# DO THIS
Copy the records below exactly, leaving out every picture.

# PROVIDED ENTRIES
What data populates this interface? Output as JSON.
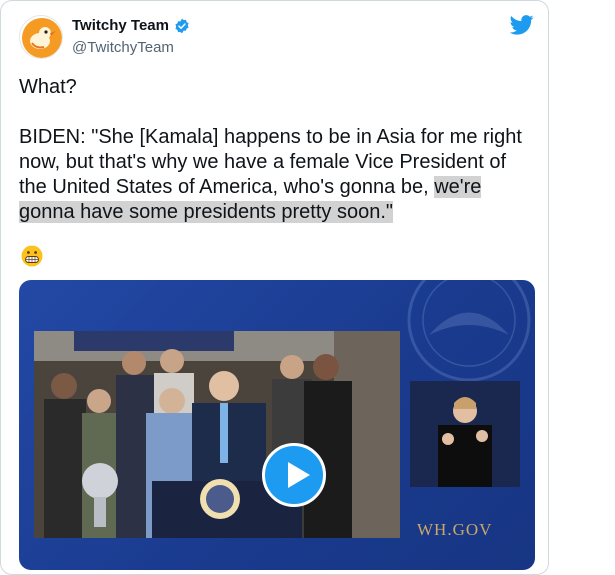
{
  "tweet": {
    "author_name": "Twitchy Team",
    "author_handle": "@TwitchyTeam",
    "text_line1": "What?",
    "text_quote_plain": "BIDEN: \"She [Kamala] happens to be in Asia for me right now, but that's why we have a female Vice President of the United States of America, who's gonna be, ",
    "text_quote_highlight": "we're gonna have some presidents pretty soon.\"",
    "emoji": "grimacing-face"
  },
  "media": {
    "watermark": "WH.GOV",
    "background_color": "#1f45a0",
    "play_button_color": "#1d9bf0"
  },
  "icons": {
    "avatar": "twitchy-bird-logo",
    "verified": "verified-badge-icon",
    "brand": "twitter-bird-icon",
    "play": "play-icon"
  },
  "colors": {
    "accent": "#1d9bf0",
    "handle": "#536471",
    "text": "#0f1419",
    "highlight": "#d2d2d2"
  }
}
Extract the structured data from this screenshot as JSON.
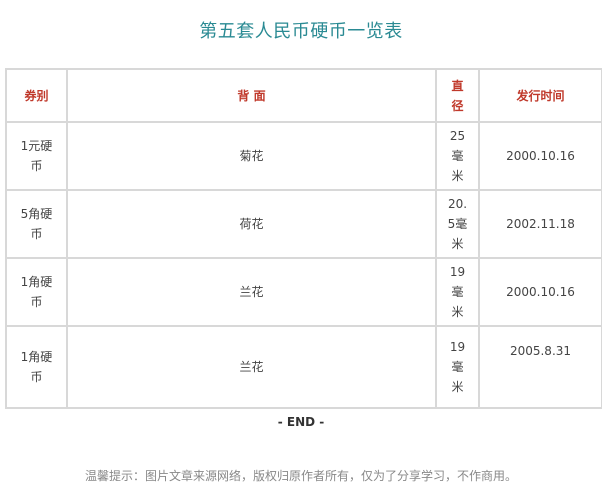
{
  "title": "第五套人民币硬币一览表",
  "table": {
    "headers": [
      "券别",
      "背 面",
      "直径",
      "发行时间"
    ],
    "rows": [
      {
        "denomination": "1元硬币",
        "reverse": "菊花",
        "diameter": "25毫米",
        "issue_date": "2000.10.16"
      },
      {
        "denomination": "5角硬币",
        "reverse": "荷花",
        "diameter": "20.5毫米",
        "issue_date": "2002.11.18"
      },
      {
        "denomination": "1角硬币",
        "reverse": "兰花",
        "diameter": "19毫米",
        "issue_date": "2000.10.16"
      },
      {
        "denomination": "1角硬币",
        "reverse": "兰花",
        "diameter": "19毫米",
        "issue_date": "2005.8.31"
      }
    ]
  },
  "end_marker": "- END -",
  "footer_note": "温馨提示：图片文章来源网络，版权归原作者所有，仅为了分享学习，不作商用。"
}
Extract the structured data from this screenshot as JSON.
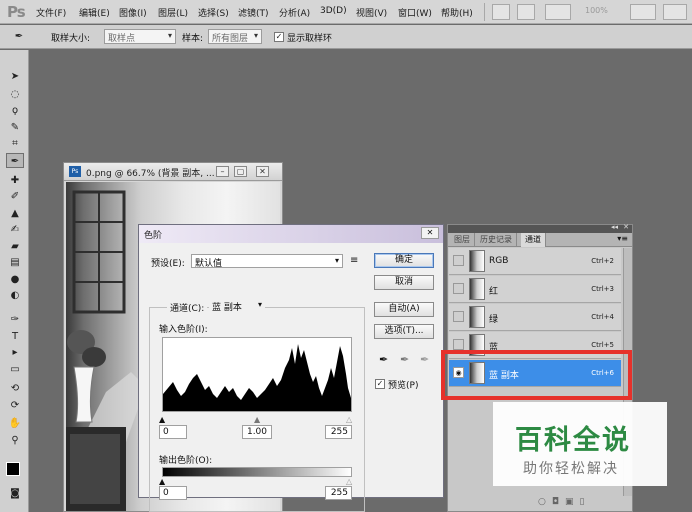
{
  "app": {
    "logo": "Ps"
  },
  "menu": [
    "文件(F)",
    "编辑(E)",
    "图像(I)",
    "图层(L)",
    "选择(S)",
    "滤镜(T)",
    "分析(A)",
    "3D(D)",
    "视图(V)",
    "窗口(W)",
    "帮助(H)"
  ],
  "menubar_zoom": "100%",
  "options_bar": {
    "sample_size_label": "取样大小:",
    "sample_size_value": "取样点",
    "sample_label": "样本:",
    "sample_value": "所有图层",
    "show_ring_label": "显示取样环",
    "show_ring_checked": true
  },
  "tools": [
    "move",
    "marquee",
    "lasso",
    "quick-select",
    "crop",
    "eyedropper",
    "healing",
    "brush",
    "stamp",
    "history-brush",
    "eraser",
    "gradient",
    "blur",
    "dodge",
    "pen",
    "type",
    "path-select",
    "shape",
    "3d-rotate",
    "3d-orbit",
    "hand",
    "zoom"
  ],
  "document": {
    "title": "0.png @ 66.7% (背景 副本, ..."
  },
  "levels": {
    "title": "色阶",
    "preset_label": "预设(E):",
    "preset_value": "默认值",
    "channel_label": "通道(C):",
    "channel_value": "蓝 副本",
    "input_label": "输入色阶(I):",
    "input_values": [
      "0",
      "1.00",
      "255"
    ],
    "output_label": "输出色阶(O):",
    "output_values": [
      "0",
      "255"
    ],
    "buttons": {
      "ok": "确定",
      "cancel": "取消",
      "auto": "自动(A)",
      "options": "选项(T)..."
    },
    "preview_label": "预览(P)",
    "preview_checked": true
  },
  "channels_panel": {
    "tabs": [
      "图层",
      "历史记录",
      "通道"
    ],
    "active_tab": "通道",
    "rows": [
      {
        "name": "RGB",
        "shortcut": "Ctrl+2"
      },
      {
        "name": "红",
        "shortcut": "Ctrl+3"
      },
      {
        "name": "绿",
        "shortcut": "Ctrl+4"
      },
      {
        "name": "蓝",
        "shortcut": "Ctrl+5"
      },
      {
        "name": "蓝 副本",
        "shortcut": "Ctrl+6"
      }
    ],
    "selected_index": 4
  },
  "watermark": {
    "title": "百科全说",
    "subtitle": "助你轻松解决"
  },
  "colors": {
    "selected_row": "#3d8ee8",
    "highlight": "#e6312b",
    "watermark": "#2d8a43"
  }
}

# TASK ANSWER
What data populates this interface? Output as JSON.
{
  "tweet": {
    "author_name": "Twitchy Team",
    "author_handle": "@TwitchyTeam",
    "text_line1": "What?",
    "text_quote_plain": "BIDEN: \"She [Kamala] happens to be in Asia for me right now, but that's why we have a female Vice President of the United States of America, who's gonna be, ",
    "text_quote_highlight": "we're gonna have some presidents pretty soon.\"",
    "emoji": "grimacing-face"
  },
  "media": {
    "watermark": "WH.GOV",
    "background_color": "#1f45a0",
    "play_button_color": "#1d9bf0"
  },
  "icons": {
    "avatar": "twitchy-bird-logo",
    "verified": "verified-badge-icon",
    "brand": "twitter-bird-icon",
    "play": "play-icon"
  },
  "colors": {
    "accent": "#1d9bf0",
    "handle": "#536471",
    "text": "#0f1419",
    "highlight": "#d2d2d2"
  }
}
Extract the structured data from this screenshot as JSON.
{
  "title": "第五套人民币硬币一览表",
  "table": {
    "headers": [
      "券别",
      "背 面",
      "直径",
      "发行时间"
    ],
    "rows": [
      {
        "denomination": "1元硬币",
        "reverse": "菊花",
        "diameter": "25毫米",
        "issue_date": "2000.10.16"
      },
      {
        "denomination": "5角硬币",
        "reverse": "荷花",
        "diameter": "20.5毫米",
        "issue_date": "2002.11.18"
      },
      {
        "denomination": "1角硬币",
        "reverse": "兰花",
        "diameter": "19毫米",
        "issue_date": "2000.10.16"
      },
      {
        "denomination": "1角硬币",
        "reverse": "兰花",
        "diameter": "19毫米",
        "issue_date": "2005.8.31"
      }
    ]
  },
  "end_marker": "- END -",
  "footer_note": "温馨提示：图片文章来源网络，版权归原作者所有，仅为了分享学习，不作商用。"
}
Extract the structured data from this screenshot as JSON.
{
  "app": {
    "logo": "Ps"
  },
  "menu": [
    "文件(F)",
    "编辑(E)",
    "图像(I)",
    "图层(L)",
    "选择(S)",
    "滤镜(T)",
    "分析(A)",
    "3D(D)",
    "视图(V)",
    "窗口(W)",
    "帮助(H)"
  ],
  "menubar_zoom": "100%",
  "options_bar": {
    "sample_size_label": "取样大小:",
    "sample_size_value": "取样点",
    "sample_label": "样本:",
    "sample_value": "所有图层",
    "show_ring_label": "显示取样环",
    "show_ring_checked": true
  },
  "tools": [
    "move",
    "marquee",
    "lasso",
    "quick-select",
    "crop",
    "eyedropper",
    "healing",
    "brush",
    "stamp",
    "history-brush",
    "eraser",
    "gradient",
    "blur",
    "dodge",
    "pen",
    "type",
    "path-select",
    "shape",
    "3d-rotate",
    "3d-orbit",
    "hand",
    "zoom"
  ],
  "document": {
    "title": "0.png @ 66.7% (背景 副本, ..."
  },
  "levels": {
    "title": "色阶",
    "preset_label": "预设(E):",
    "preset_value": "默认值",
    "channel_label": "通道(C):",
    "channel_value": "蓝 副本",
    "input_label": "输入色阶(I):",
    "input_values": [
      "0",
      "1.00",
      "255"
    ],
    "output_label": "输出色阶(O):",
    "output_values": [
      "0",
      "255"
    ],
    "buttons": {
      "ok": "确定",
      "cancel": "取消",
      "auto": "自动(A)",
      "options": "选项(T)..."
    },
    "preview_label": "预览(P)",
    "preview_checked": true
  },
  "channels_panel": {
    "tabs": [
      "图层",
      "历史记录",
      "通道"
    ],
    "active_tab": "通道",
    "rows": [
      {
        "name": "RGB",
        "shortcut": "Ctrl+2"
      },
      {
        "name": "红",
        "shortcut": "Ctrl+3"
      },
      {
        "name": "绿",
        "shortcut": "Ctrl+4"
      },
      {
        "name": "蓝",
        "shortcut": "Ctrl+5"
      },
      {
        "name": "蓝 副本",
        "shortcut": "Ctrl+6"
      }
    ],
    "selected_index": 4
  },
  "watermark": {
    "title": "百科全说",
    "subtitle": "助你轻松解决"
  },
  "colors": {
    "selected_row": "#3d8ee8",
    "highlight": "#e6312b",
    "watermark": "#2d8a43"
  }
}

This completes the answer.